▶ What is needed: Copy every record word for word.

++++ Data for this task ++++

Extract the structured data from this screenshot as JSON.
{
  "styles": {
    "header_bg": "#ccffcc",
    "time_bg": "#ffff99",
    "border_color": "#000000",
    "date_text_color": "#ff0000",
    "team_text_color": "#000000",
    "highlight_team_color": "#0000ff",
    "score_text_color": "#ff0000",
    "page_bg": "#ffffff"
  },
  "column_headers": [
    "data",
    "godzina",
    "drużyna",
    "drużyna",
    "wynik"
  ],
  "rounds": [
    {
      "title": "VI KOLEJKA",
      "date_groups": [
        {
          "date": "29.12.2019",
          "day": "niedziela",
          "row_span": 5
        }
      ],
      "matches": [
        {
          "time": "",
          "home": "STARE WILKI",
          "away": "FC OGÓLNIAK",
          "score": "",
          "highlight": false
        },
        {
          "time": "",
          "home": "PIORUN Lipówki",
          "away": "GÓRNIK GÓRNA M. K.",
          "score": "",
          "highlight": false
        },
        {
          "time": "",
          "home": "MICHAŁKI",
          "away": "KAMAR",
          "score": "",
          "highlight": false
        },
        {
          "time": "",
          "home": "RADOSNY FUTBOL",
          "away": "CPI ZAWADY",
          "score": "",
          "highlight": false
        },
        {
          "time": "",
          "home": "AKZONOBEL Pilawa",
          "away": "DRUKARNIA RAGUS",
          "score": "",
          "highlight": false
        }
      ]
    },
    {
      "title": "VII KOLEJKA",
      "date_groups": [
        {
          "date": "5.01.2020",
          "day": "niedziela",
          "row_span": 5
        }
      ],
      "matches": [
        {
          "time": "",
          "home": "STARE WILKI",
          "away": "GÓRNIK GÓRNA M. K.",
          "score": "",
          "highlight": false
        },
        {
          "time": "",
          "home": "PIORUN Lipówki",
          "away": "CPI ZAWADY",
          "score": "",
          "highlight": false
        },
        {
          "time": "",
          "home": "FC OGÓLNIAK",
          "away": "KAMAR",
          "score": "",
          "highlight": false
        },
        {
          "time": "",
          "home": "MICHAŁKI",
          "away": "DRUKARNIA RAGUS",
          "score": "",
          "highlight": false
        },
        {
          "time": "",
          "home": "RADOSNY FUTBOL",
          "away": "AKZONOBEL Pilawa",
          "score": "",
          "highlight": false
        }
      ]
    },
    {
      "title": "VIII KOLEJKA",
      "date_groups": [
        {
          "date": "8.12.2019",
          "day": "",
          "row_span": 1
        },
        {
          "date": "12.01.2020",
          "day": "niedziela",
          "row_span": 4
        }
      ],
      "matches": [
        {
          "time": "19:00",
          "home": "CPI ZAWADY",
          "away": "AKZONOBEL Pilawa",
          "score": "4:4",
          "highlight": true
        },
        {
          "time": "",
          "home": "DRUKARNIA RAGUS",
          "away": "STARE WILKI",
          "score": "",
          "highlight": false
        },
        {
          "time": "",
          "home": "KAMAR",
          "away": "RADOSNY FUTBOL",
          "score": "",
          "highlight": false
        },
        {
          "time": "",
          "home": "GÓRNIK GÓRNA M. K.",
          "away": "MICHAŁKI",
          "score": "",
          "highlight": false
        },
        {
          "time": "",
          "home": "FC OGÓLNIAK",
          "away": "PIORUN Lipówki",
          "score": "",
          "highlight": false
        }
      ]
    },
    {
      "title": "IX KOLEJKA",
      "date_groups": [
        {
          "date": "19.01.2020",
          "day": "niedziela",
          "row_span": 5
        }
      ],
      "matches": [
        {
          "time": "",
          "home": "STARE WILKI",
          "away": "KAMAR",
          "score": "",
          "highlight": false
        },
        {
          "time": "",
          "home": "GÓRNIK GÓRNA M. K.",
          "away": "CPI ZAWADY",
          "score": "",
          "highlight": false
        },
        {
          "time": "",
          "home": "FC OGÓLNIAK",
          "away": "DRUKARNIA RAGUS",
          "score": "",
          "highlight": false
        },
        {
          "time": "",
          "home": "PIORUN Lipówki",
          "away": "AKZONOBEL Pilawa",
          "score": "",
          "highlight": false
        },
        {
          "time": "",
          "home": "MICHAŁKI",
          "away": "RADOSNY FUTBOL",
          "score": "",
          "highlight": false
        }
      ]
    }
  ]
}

++++

▶ Response:
Extract the structured data from this screenshot as JSON.
{
  "styles": {
    "header_bg": "#ccffcc",
    "time_bg": "#ffff99",
    "border_color": "#000000",
    "date_text_color": "#ff0000",
    "team_text_color": "#000000",
    "highlight_team_color": "#0000ff",
    "score_text_color": "#ff0000",
    "page_bg": "#ffffff"
  },
  "column_headers": [
    "data",
    "godzina",
    "drużyna",
    "drużyna",
    "wynik"
  ],
  "rounds": [
    {
      "title": "VI KOLEJKA",
      "date_groups": [
        {
          "date": "29.12.2019",
          "day": "niedziela",
          "row_span": 5
        }
      ],
      "matches": [
        {
          "time": "",
          "home": "STARE WILKI",
          "away": "FC OGÓLNIAK",
          "score": "",
          "highlight": false
        },
        {
          "time": "",
          "home": "PIORUN Lipówki",
          "away": "GÓRNIK GÓRNA M. K.",
          "score": "",
          "highlight": false
        },
        {
          "time": "",
          "home": "MICHAŁKI",
          "away": "KAMAR",
          "score": "",
          "highlight": false
        },
        {
          "time": "",
          "home": "RADOSNY FUTBOL",
          "away": "CPI ZAWADY",
          "score": "",
          "highlight": false
        },
        {
          "time": "",
          "home": "AKZONOBEL Pilawa",
          "away": "DRUKARNIA RAGUS",
          "score": "",
          "highlight": false
        }
      ]
    },
    {
      "title": "VII KOLEJKA",
      "date_groups": [
        {
          "date": "5.01.2020",
          "day": "niedziela",
          "row_span": 5
        }
      ],
      "matches": [
        {
          "time": "",
          "home": "STARE WILKI",
          "away": "GÓRNIK GÓRNA M. K.",
          "score": "",
          "highlight": false
        },
        {
          "time": "",
          "home": "PIORUN Lipówki",
          "away": "CPI ZAWADY",
          "score": "",
          "highlight": false
        },
        {
          "time": "",
          "home": "FC OGÓLNIAK",
          "away": "KAMAR",
          "score": "",
          "highlight": false
        },
        {
          "time": "",
          "home": "MICHAŁKI",
          "away": "DRUKARNIA RAGUS",
          "score": "",
          "highlight": false
        },
        {
          "time": "",
          "home": "RADOSNY FUTBOL",
          "away": "AKZONOBEL Pilawa",
          "score": "",
          "highlight": false
        }
      ]
    },
    {
      "title": "VIII KOLEJKA",
      "date_groups": [
        {
          "date": "8.12.2019",
          "day": "",
          "row_span": 1
        },
        {
          "date": "12.01.2020",
          "day": "niedziela",
          "row_span": 4
        }
      ],
      "matches": [
        {
          "time": "19:00",
          "home": "CPI ZAWADY",
          "away": "AKZONOBEL Pilawa",
          "score": "4:4",
          "highlight": true
        },
        {
          "time": "",
          "home": "DRUKARNIA RAGUS",
          "away": "STARE WILKI",
          "score": "",
          "highlight": false
        },
        {
          "time": "",
          "home": "KAMAR",
          "away": "RADOSNY FUTBOL",
          "score": "",
          "highlight": false
        },
        {
          "time": "",
          "home": "GÓRNIK GÓRNA M. K.",
          "away": "MICHAŁKI",
          "score": "",
          "highlight": false
        },
        {
          "time": "",
          "home": "FC OGÓLNIAK",
          "away": "PIORUN Lipówki",
          "score": "",
          "highlight": false
        }
      ]
    },
    {
      "title": "IX KOLEJKA",
      "date_groups": [
        {
          "date": "19.01.2020",
          "day": "niedziela",
          "row_span": 5
        }
      ],
      "matches": [
        {
          "time": "",
          "home": "STARE WILKI",
          "away": "KAMAR",
          "score": "",
          "highlight": false
        },
        {
          "time": "",
          "home": "GÓRNIK GÓRNA M. K.",
          "away": "CPI ZAWADY",
          "score": "",
          "highlight": false
        },
        {
          "time": "",
          "home": "FC OGÓLNIAK",
          "away": "DRUKARNIA RAGUS",
          "score": "",
          "highlight": false
        },
        {
          "time": "",
          "home": "PIORUN Lipówki",
          "away": "AKZONOBEL Pilawa",
          "score": "",
          "highlight": false
        },
        {
          "time": "",
          "home": "MICHAŁKI",
          "away": "RADOSNY FUTBOL",
          "score": "",
          "highlight": false
        }
      ]
    }
  ]
}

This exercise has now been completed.